-- Start of Input --

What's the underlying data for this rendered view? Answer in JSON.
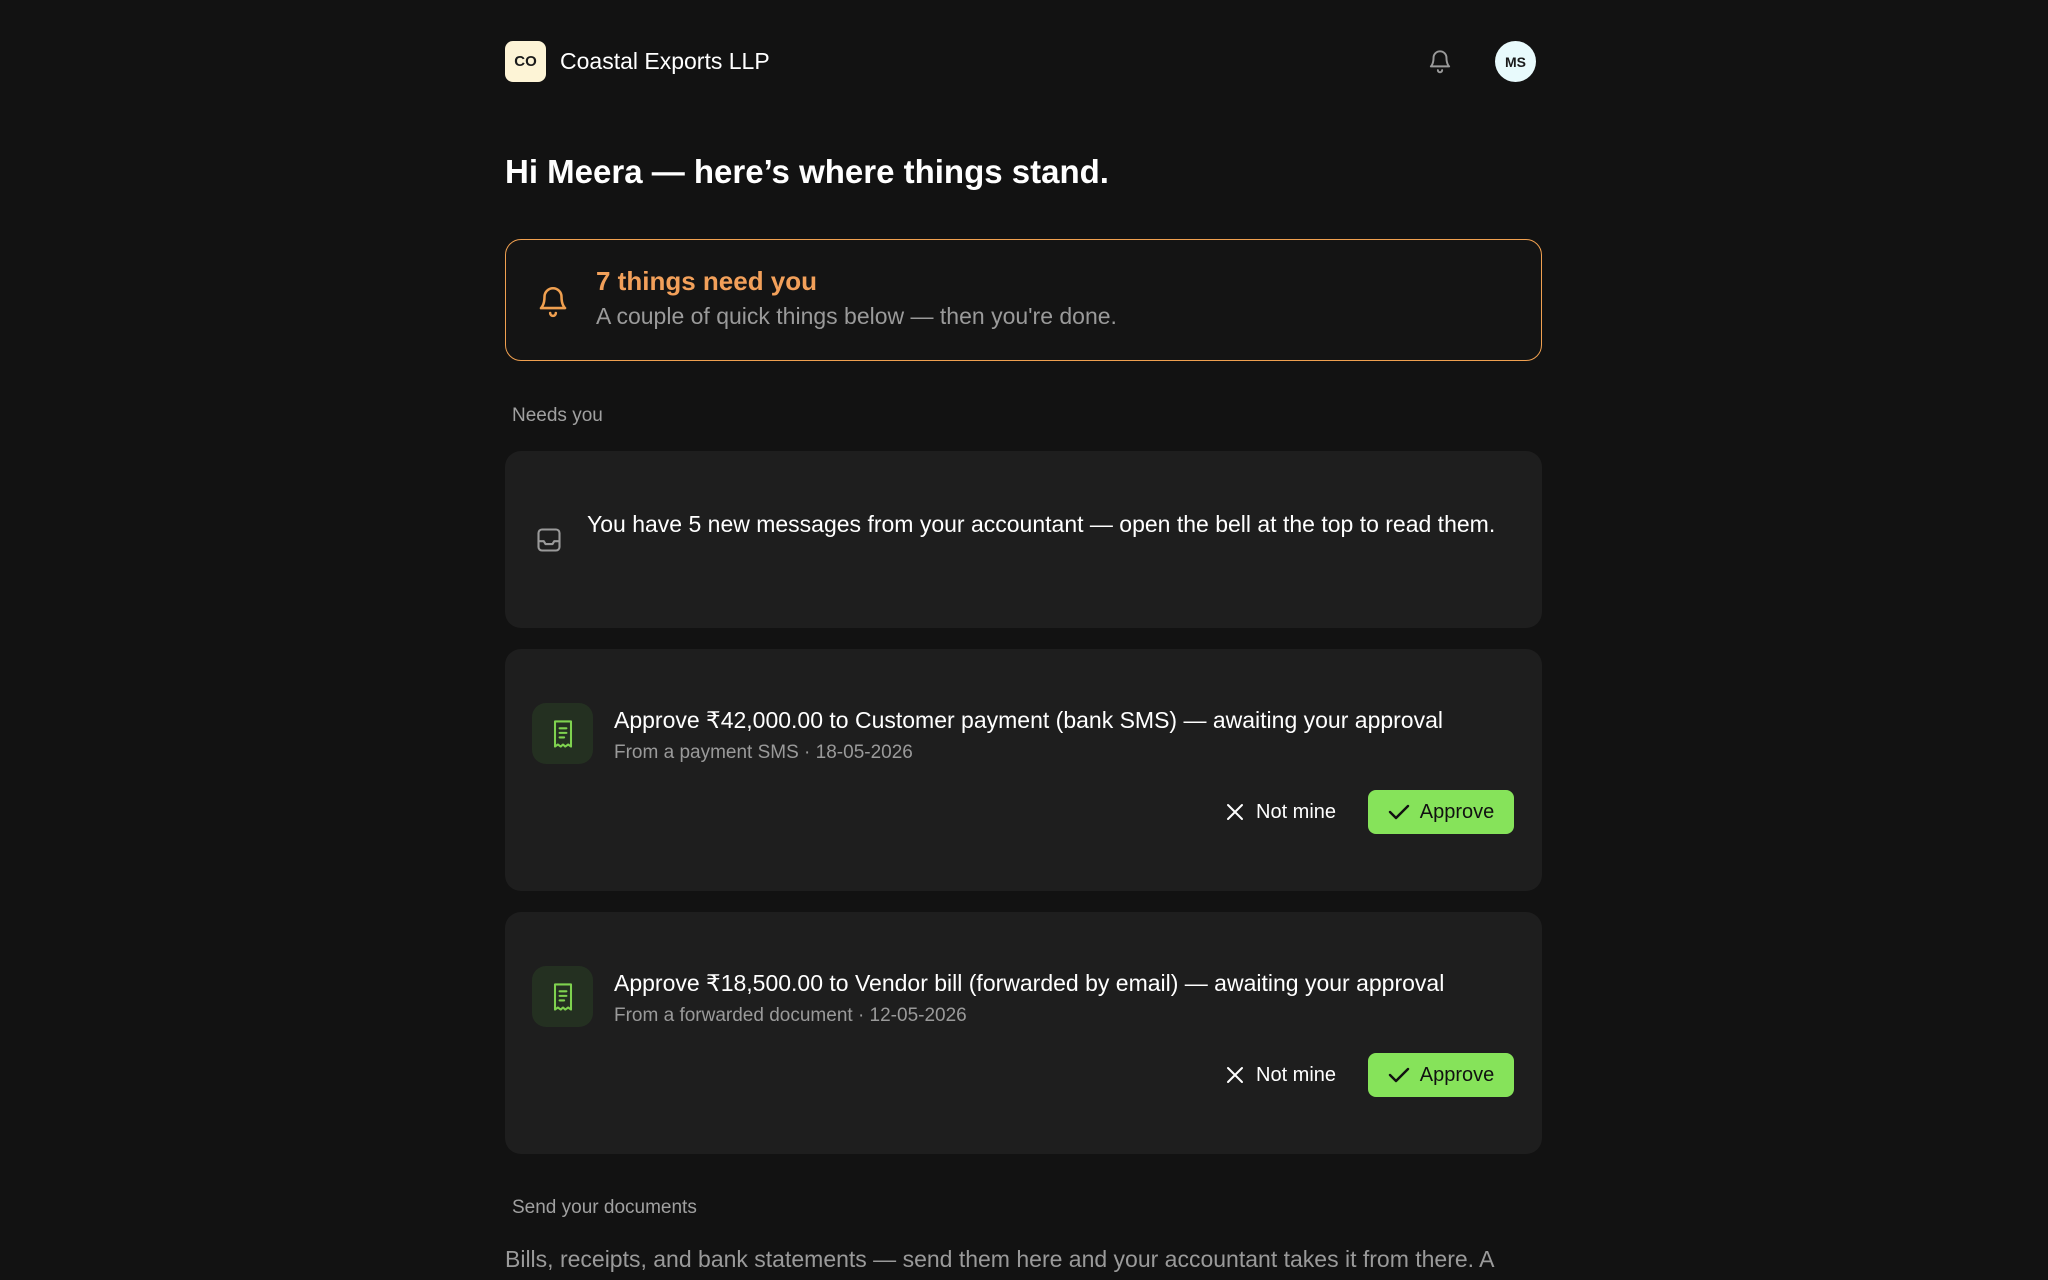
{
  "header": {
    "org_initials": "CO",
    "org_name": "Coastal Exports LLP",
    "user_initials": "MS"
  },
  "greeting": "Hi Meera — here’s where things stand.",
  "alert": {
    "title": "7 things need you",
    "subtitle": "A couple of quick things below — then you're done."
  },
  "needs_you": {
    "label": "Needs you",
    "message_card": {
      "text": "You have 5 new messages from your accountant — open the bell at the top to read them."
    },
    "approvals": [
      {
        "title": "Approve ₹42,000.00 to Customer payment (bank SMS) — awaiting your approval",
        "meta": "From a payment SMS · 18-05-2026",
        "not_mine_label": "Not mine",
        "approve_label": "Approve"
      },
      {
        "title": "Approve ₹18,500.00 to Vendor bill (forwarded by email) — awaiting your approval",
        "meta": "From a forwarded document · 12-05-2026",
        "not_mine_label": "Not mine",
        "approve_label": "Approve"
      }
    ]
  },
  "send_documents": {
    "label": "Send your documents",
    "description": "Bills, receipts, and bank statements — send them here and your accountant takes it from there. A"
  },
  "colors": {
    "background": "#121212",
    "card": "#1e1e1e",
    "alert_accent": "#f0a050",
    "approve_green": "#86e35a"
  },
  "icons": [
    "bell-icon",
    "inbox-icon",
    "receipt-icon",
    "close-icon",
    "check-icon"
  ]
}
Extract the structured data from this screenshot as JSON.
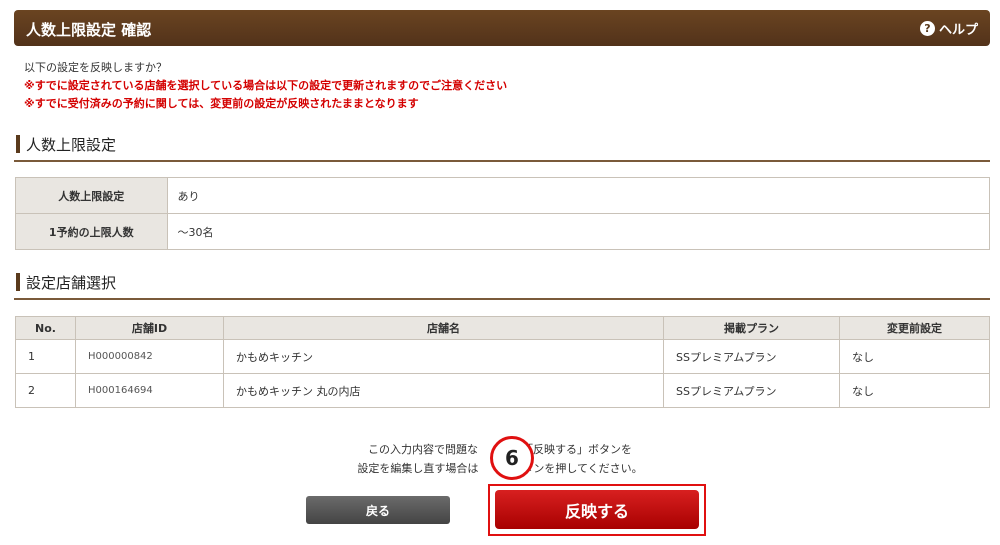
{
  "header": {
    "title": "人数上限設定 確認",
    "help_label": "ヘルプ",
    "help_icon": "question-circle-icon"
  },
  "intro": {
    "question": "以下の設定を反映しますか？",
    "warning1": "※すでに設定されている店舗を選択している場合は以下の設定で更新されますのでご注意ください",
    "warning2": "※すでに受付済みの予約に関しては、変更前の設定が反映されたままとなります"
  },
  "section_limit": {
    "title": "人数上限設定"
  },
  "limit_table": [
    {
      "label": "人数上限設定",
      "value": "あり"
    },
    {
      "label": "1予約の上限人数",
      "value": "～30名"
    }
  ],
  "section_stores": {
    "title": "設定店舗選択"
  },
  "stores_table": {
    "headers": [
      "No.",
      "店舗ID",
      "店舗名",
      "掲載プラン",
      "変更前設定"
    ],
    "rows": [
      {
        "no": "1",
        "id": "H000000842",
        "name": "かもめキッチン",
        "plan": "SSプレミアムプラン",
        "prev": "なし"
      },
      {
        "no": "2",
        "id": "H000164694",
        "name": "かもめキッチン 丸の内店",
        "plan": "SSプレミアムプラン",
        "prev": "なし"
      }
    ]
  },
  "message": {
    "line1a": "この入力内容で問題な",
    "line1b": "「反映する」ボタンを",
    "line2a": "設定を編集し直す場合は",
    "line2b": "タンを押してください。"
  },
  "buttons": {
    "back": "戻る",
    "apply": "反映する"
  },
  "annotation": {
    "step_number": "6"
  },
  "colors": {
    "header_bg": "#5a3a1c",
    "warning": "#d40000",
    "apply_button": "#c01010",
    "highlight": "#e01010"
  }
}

-- End of Input --

All the records need to be repeated exactly, with the images dropped.

What's the underlying data for this rendered view? Answer in JSON.
{
  "header": {
    "org_initials": "CO",
    "org_name": "Coastal Exports LLP",
    "user_initials": "MS"
  },
  "greeting": "Hi Meera — here’s where things stand.",
  "alert": {
    "title": "7 things need you",
    "subtitle": "A couple of quick things below — then you're done."
  },
  "needs_you": {
    "label": "Needs you",
    "message_card": {
      "text": "You have 5 new messages from your accountant — open the bell at the top to read them."
    },
    "approvals": [
      {
        "title": "Approve ₹42,000.00 to Customer payment (bank SMS) — awaiting your approval",
        "meta": "From a payment SMS · 18-05-2026",
        "not_mine_label": "Not mine",
        "approve_label": "Approve"
      },
      {
        "title": "Approve ₹18,500.00 to Vendor bill (forwarded by email) — awaiting your approval",
        "meta": "From a forwarded document · 12-05-2026",
        "not_mine_label": "Not mine",
        "approve_label": "Approve"
      }
    ]
  },
  "send_documents": {
    "label": "Send your documents",
    "description": "Bills, receipts, and bank statements — send them here and your accountant takes it from there. A"
  },
  "colors": {
    "background": "#121212",
    "card": "#1e1e1e",
    "alert_accent": "#f0a050",
    "approve_green": "#86e35a"
  },
  "icons": [
    "bell-icon",
    "inbox-icon",
    "receipt-icon",
    "close-icon",
    "check-icon"
  ]
}
Extract the structured data from this screenshot as JSON.
{
  "header": {
    "title": "人数上限設定 確認",
    "help_label": "ヘルプ",
    "help_icon": "question-circle-icon"
  },
  "intro": {
    "question": "以下の設定を反映しますか？",
    "warning1": "※すでに設定されている店舗を選択している場合は以下の設定で更新されますのでご注意ください",
    "warning2": "※すでに受付済みの予約に関しては、変更前の設定が反映されたままとなります"
  },
  "section_limit": {
    "title": "人数上限設定"
  },
  "limit_table": [
    {
      "label": "人数上限設定",
      "value": "あり"
    },
    {
      "label": "1予約の上限人数",
      "value": "～30名"
    }
  ],
  "section_stores": {
    "title": "設定店舗選択"
  },
  "stores_table": {
    "headers": [
      "No.",
      "店舗ID",
      "店舗名",
      "掲載プラン",
      "変更前設定"
    ],
    "rows": [
      {
        "no": "1",
        "id": "H000000842",
        "name": "かもめキッチン",
        "plan": "SSプレミアムプラン",
        "prev": "なし"
      },
      {
        "no": "2",
        "id": "H000164694",
        "name": "かもめキッチン 丸の内店",
        "plan": "SSプレミアムプラン",
        "prev": "なし"
      }
    ]
  },
  "message": {
    "line1a": "この入力内容で問題な",
    "line1b": "「反映する」ボタンを",
    "line2a": "設定を編集し直す場合は",
    "line2b": "タンを押してください。"
  },
  "buttons": {
    "back": "戻る",
    "apply": "反映する"
  },
  "annotation": {
    "step_number": "6"
  },
  "colors": {
    "header_bg": "#5a3a1c",
    "warning": "#d40000",
    "apply_button": "#c01010",
    "highlight": "#e01010"
  }
}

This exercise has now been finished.